Available records:
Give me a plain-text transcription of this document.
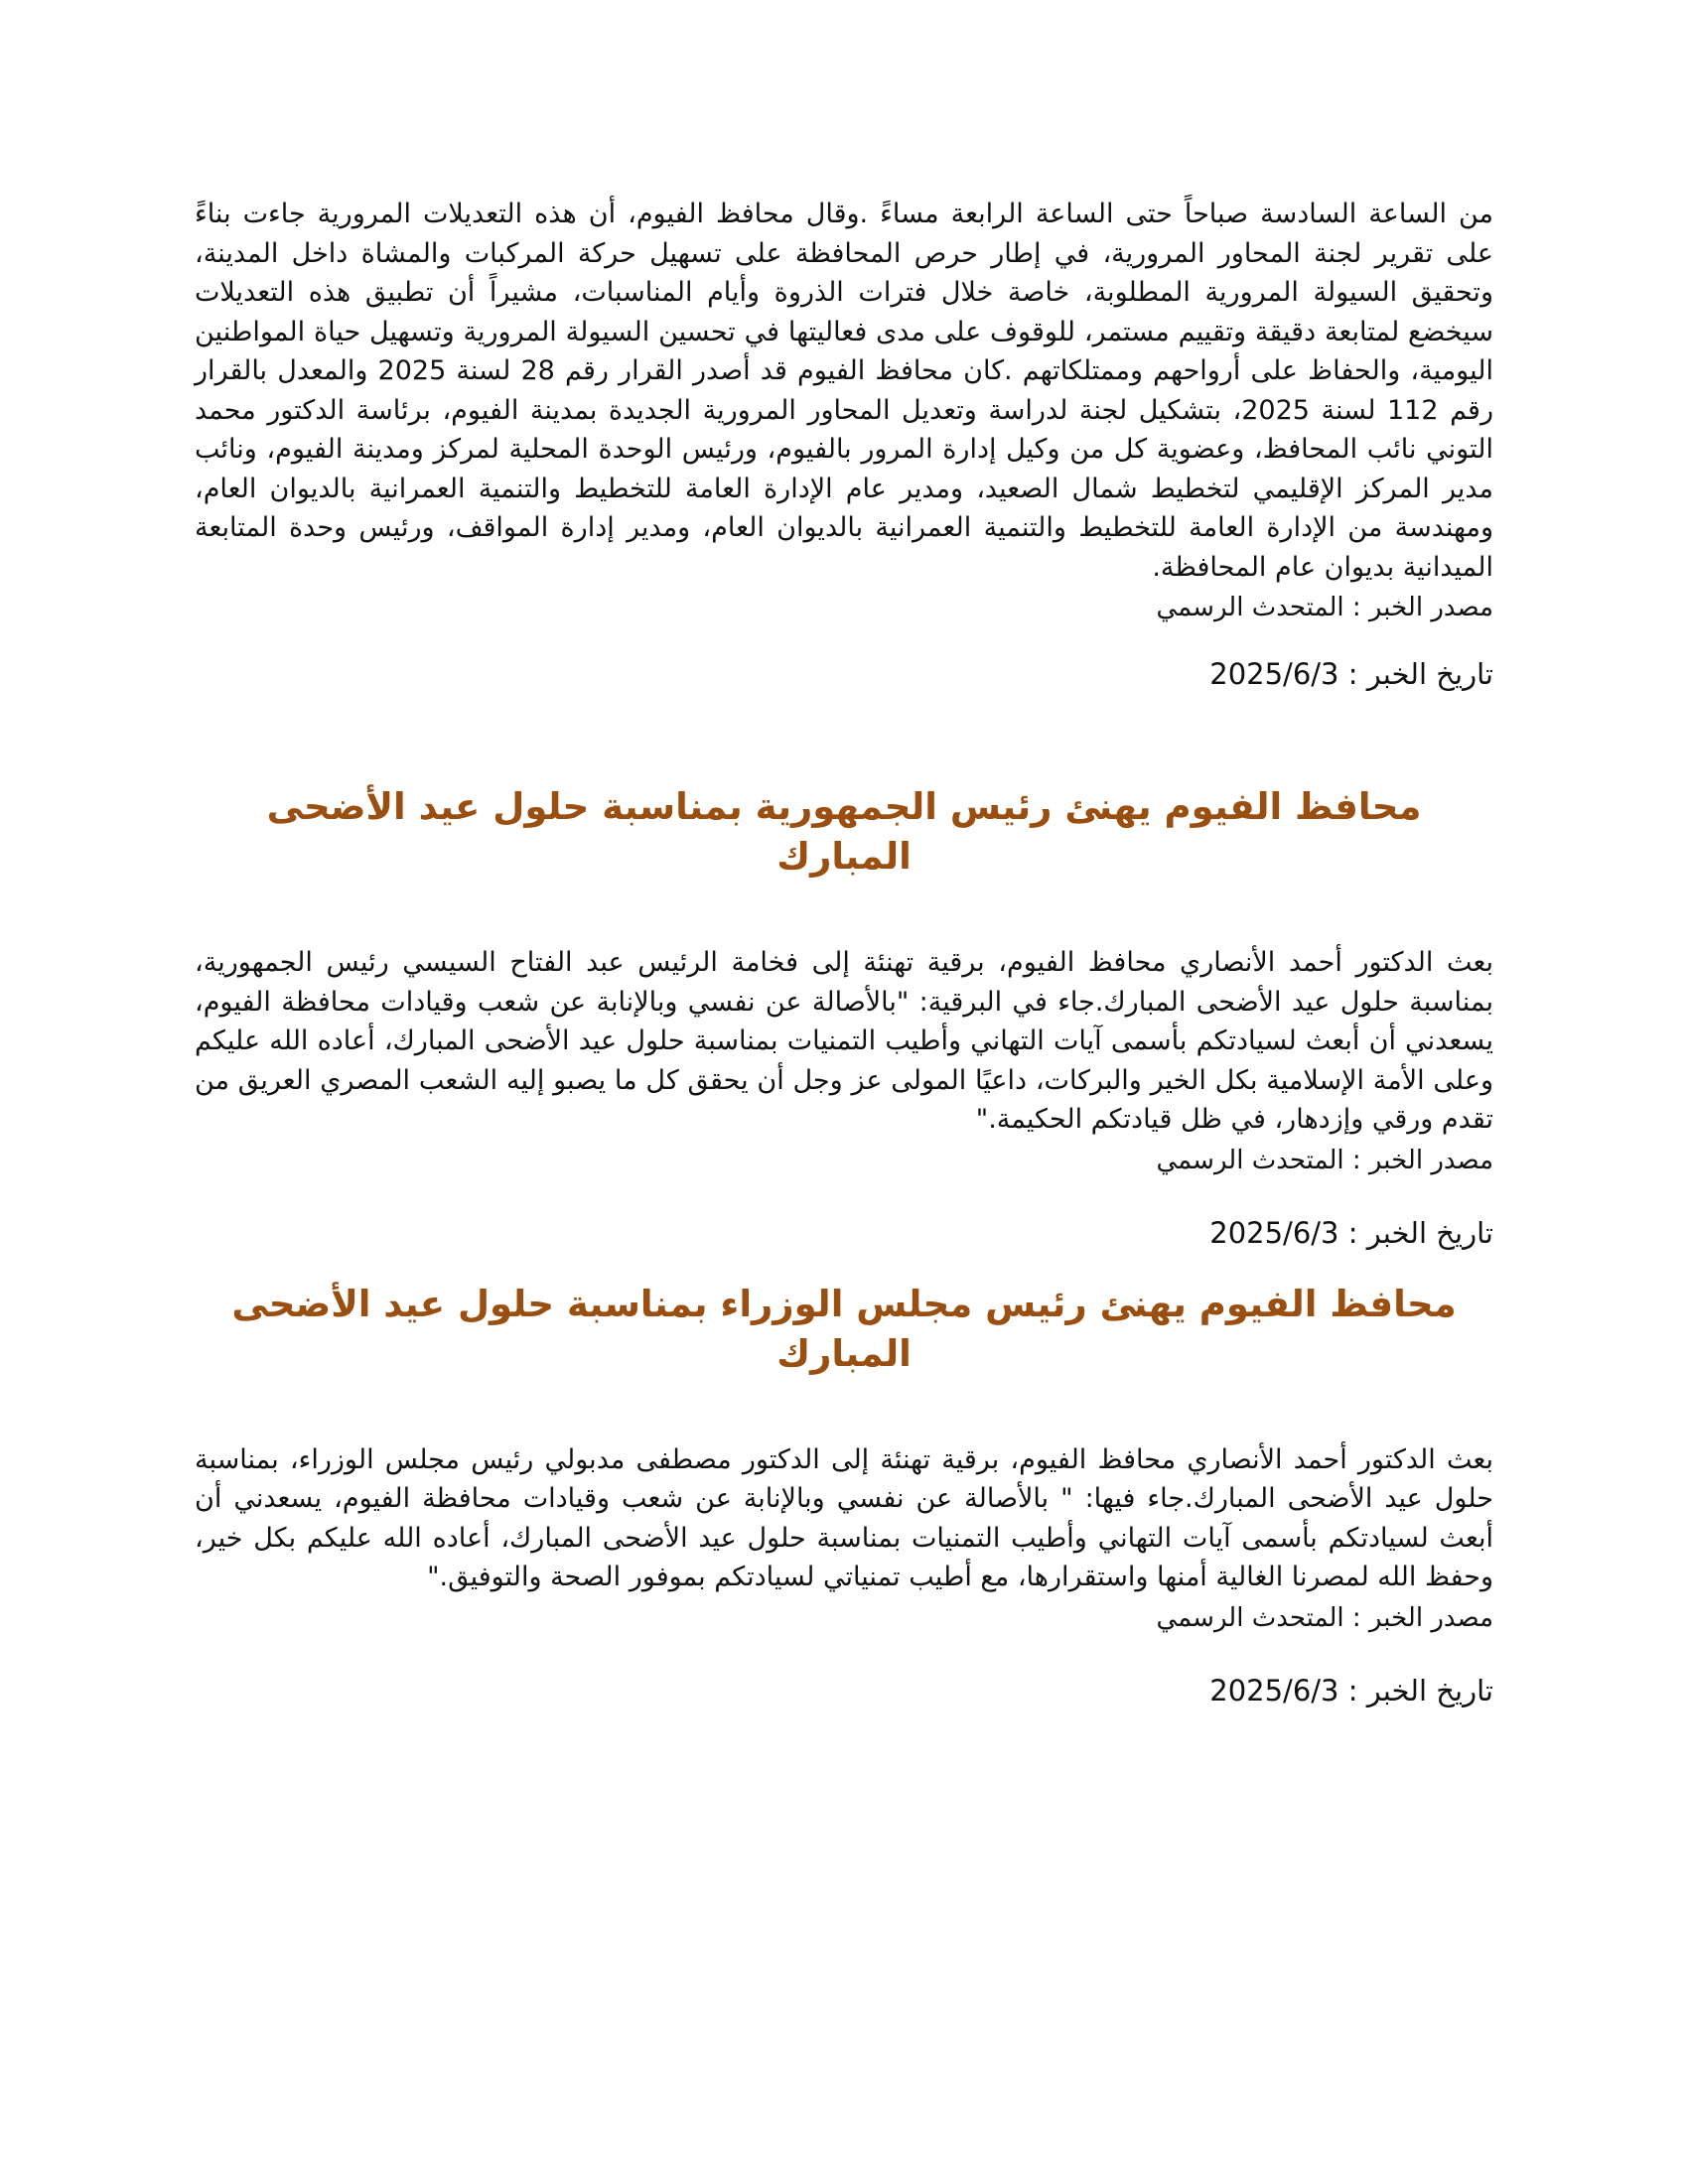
من الساعة السادسة صباحاً حتى الساعة الرابعة مساءً .وقال محافظ الفيوم، أن هذه التعديلات المرورية جاءت بناءً على تقرير لجنة المحاور المرورية، في إطار حرص المحافظة على تسهيل حركة المركبات والمشاة داخل المدينة، وتحقيق السيولة المرورية المطلوبة، خاصة خلال فترات الذروة وأيام المناسبات، مشيراً أن تطبيق هذه التعديلات سيخضع لمتابعة دقيقة وتقييم مستمر، للوقوف على مدى فعاليتها في تحسين السيولة المرورية وتسهيل حياة المواطنين اليومية، والحفاظ على أرواحهم وممتلكاتهم .كان محافظ الفيوم قد أصدر القرار رقم 28 لسنة 2025 والمعدل بالقرار رقم 112 لسنة 2025، بتشكيل لجنة لدراسة وتعديل المحاور المرورية الجديدة بمدينة الفيوم، برئاسة الدكتور محمد التوني نائب المحافظ، وعضوية كل من وكيل إدارة المرور بالفيوم، ورئيس الوحدة المحلية لمركز ومدينة الفيوم، ونائب مدير المركز الإقليمي لتخطيط شمال الصعيد، ومدير عام الإدارة العامة للتخطيط والتنمية العمرانية بالديوان العام، ومهندسة من الإدارة العامة للتخطيط والتنمية العمرانية بالديوان العام، ومدير إدارة المواقف، ورئيس وحدة المتابعة الميدانية بديوان عام المحافظة.

مصدر الخبر : المتحدث الرسمي

تاريخ الخبر : 2025/6/3

محافظ الفيوم يهنئ رئيس الجمهورية بمناسبة حلول عيد الأضحى المبارك

بعث الدكتور أحمد الأنصاري محافظ الفيوم، برقية تهنئة إلى فخامة الرئيس عبد الفتاح السيسي رئيس الجمهورية، بمناسبة حلول عيد الأضحى المبارك.جاء في البرقية: "بالأصالة عن نفسي وبالإنابة عن شعب وقيادات محافظة الفيوم، يسعدني أن أبعث لسيادتكم بأسمى آيات التهاني وأطيب التمنيات بمناسبة حلول عيد الأضحى المبارك، أعاده الله عليكم وعلى الأمة الإسلامية بكل الخير والبركات، داعيًا المولى عز وجل أن يحقق كل ما يصبو إليه الشعب المصري العريق من تقدم ورقي وإزدهار، في ظل قيادتكم الحكيمة."

مصدر الخبر : المتحدث الرسمي

تاريخ الخبر : 2025/6/3

محافظ الفيوم يهنئ رئيس مجلس الوزراء بمناسبة حلول عيد الأضحى المبارك

بعث الدكتور أحمد الأنصاري محافظ الفيوم، برقية تهنئة إلى الدكتور مصطفى مدبولي رئيس مجلس الوزراء، بمناسبة حلول عيد الأضحى المبارك.جاء فيها: " بالأصالة عن نفسي وبالإنابة عن شعب وقيادات محافظة الفيوم، يسعدني أن أبعث لسيادتكم بأسمى آيات التهاني وأطيب التمنيات بمناسبة حلول عيد الأضحى المبارك، أعاده الله عليكم بكل خير، وحفظ الله لمصرنا الغالية أمنها واستقرارها، مع أطيب تمنياتي لسيادتكم بموفور الصحة والتوفيق."

مصدر الخبر : المتحدث الرسمي

تاريخ الخبر : 2025/6/3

Written task: Show every line above in which the word "يهنئ" occurs.

Task solution:
محافظ الفيوم يهنئ رئيس الجمهورية بمناسبة حلول عيد الأضحى المبارك
محافظ الفيوم يهنئ رئيس مجلس الوزراء بمناسبة حلول عيد الأضحى المبارك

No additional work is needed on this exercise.